## Your objective
Pick out every line of the entries below where "предлагает" occurs, and copy those lines.

╭─ Records to use

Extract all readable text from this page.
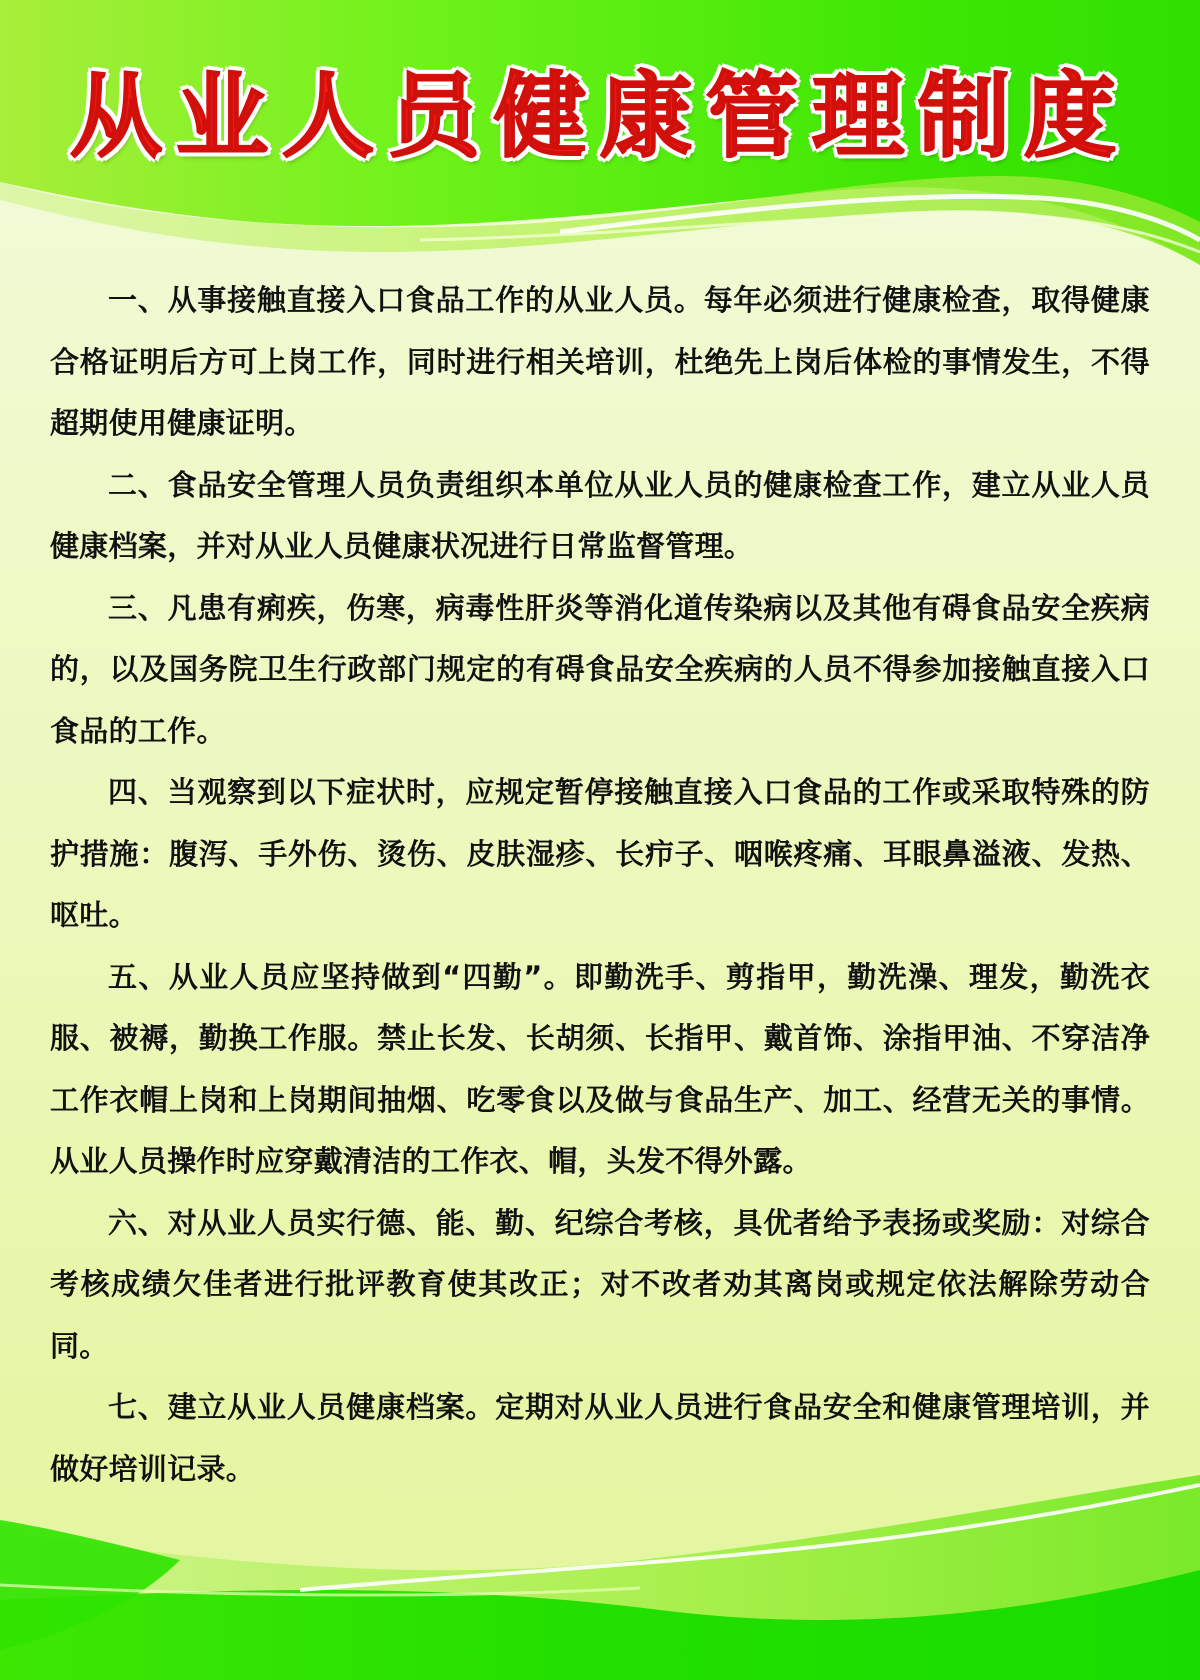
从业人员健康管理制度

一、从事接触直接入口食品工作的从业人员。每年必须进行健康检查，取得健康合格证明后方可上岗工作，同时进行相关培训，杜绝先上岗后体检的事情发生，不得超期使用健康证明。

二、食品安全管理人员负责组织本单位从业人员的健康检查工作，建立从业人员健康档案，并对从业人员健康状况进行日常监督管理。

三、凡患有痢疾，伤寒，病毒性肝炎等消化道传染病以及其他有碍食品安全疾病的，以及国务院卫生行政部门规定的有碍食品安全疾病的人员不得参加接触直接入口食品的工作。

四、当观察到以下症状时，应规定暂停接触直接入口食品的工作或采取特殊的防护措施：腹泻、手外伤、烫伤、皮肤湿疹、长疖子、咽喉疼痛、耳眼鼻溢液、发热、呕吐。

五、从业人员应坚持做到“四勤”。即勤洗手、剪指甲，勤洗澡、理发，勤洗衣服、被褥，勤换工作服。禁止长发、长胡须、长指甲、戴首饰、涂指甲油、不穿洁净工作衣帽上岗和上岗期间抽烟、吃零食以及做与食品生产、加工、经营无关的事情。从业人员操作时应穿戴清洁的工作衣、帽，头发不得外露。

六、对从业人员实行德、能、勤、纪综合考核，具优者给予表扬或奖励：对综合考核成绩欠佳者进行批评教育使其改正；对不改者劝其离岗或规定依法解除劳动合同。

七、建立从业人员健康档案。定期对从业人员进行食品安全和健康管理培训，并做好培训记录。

╰─
╭─ Records to use

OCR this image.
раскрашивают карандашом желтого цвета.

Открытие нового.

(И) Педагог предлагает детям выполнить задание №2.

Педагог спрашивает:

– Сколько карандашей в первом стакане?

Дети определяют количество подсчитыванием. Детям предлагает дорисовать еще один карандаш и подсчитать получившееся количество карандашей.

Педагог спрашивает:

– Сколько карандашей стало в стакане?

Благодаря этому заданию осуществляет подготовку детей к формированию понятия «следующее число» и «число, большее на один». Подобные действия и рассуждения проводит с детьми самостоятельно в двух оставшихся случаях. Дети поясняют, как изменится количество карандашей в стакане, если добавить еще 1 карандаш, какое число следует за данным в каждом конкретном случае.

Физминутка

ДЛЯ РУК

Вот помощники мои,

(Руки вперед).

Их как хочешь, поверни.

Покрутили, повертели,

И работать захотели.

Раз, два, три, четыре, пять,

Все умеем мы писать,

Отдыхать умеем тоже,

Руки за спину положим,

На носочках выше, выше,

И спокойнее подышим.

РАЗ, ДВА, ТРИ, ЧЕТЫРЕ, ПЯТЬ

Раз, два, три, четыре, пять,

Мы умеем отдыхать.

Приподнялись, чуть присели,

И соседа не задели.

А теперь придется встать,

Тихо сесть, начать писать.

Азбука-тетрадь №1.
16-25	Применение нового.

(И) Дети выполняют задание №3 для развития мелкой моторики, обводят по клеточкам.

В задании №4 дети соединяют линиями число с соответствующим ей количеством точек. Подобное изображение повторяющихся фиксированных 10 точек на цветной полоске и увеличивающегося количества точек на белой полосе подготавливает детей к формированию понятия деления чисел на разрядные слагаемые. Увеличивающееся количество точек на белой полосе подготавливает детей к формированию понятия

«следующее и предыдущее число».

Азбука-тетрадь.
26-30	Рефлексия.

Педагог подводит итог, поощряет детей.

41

╰─

## The answer
(И) Педагог предлагает детям выполнить задание №2.
Дети определяют количество подсчитыванием. Детям предлагает дорисовать еще один карандаш и подсчитать получившееся количество карандашей.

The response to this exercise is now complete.